**Extracted data:**
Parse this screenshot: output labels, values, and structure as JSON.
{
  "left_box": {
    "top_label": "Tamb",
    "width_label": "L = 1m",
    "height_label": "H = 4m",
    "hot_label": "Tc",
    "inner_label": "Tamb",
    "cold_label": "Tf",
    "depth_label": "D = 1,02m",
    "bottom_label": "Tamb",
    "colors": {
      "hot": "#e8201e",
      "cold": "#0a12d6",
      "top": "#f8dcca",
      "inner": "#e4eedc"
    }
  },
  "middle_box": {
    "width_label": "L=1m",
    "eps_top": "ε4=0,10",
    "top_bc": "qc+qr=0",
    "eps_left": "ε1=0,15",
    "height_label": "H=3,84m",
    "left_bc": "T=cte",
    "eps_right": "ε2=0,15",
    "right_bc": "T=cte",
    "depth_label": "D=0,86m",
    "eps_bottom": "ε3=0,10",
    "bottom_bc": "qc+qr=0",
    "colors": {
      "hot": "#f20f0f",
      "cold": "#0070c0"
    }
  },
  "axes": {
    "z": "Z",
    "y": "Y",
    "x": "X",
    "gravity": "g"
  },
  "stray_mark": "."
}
* * *
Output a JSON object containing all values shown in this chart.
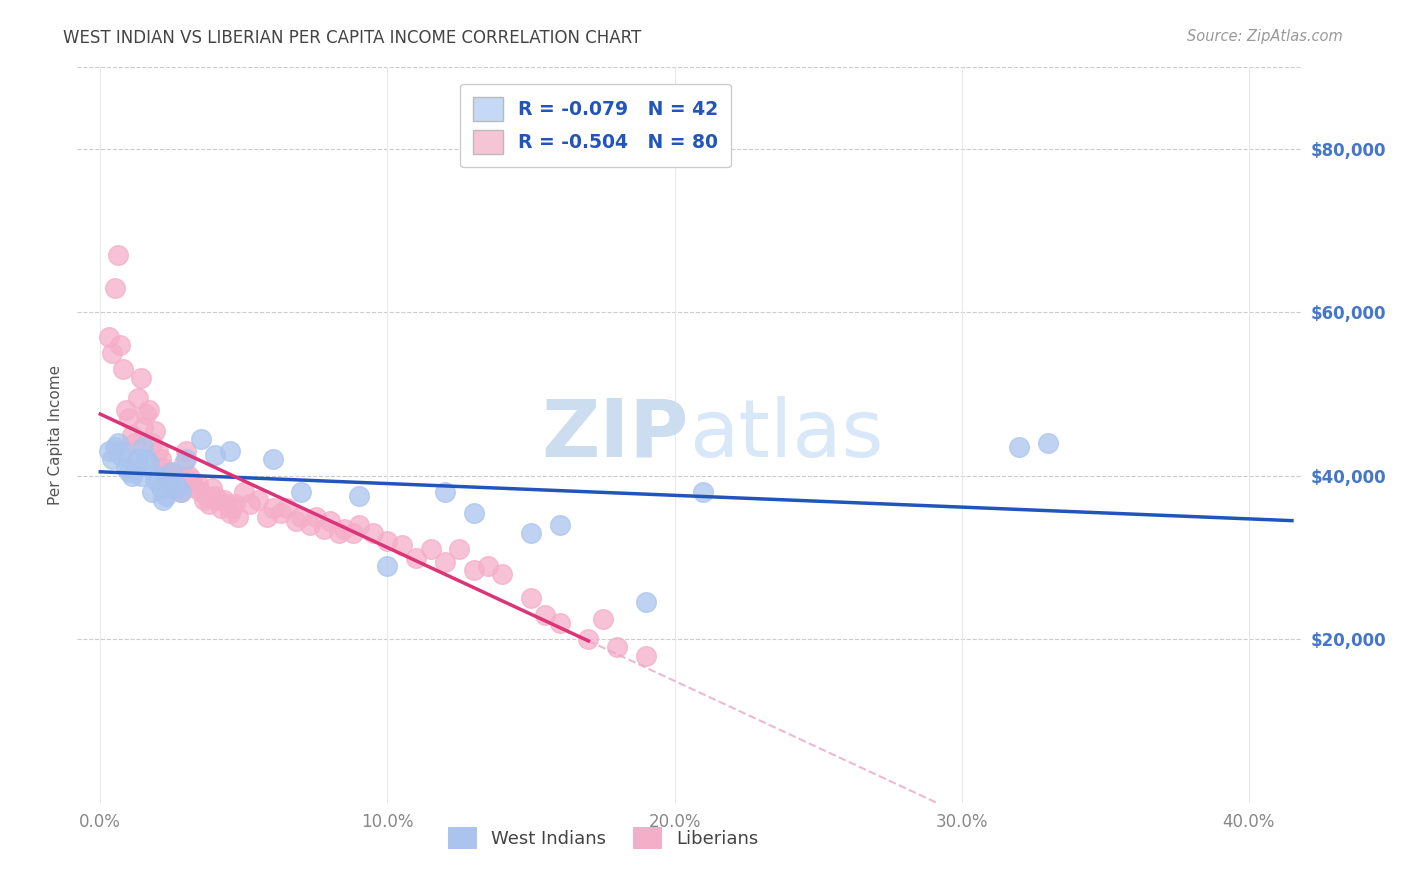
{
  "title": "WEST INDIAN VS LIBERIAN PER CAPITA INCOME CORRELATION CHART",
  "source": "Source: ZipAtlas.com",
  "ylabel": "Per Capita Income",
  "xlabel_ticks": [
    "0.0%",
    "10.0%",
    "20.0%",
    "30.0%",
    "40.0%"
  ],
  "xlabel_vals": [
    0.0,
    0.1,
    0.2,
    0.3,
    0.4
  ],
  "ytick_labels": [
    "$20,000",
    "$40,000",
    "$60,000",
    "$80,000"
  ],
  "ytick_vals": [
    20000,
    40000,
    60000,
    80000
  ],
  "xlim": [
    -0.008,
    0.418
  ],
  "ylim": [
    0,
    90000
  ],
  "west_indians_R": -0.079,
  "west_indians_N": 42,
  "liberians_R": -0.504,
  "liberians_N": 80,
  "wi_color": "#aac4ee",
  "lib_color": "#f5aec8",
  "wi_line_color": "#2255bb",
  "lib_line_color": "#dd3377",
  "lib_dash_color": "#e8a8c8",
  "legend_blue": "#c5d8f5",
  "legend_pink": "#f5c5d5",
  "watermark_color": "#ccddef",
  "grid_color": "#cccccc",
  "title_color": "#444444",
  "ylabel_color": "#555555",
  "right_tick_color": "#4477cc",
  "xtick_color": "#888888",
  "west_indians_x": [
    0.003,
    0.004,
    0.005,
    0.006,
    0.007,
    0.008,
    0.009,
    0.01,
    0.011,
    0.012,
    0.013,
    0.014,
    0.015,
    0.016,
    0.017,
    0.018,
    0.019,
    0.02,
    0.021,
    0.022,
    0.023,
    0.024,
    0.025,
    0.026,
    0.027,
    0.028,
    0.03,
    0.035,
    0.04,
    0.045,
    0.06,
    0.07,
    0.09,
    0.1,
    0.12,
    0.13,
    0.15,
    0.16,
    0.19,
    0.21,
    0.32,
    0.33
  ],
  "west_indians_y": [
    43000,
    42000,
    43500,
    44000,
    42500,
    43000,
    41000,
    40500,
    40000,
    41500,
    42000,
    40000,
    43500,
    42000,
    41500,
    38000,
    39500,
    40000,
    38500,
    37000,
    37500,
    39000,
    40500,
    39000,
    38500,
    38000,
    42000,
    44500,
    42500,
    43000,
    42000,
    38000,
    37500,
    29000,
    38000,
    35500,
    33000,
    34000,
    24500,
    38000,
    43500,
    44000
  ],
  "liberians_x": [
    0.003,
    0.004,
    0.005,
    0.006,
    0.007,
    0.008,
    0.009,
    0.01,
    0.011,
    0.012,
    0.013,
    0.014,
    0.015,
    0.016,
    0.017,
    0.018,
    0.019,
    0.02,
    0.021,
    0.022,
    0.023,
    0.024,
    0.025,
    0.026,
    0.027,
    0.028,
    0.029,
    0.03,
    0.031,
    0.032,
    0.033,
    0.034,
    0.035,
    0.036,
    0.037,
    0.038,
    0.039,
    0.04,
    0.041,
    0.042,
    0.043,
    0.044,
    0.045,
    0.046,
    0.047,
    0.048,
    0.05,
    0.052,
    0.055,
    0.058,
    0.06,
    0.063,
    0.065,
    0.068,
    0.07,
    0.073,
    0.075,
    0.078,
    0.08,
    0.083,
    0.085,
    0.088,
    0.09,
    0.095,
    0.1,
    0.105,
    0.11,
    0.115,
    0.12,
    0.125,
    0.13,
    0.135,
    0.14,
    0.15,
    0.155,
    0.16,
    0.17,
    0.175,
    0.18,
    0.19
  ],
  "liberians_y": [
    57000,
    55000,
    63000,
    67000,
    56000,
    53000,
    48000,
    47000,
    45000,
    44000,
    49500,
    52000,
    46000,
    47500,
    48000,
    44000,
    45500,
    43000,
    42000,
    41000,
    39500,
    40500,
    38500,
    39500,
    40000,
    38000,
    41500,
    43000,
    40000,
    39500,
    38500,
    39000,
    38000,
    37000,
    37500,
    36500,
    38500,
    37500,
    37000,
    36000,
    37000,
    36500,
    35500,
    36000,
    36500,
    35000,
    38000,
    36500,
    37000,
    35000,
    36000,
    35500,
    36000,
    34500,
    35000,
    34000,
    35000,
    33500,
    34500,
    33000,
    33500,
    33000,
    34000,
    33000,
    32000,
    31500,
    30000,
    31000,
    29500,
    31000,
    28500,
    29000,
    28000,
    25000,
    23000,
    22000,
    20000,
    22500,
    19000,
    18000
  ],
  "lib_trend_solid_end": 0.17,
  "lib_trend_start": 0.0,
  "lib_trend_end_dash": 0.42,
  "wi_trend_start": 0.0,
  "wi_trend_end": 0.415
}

**Aim:** In the entries above, how many lines hold the word "JSON"? State the number and nothing else.

**Response:** 2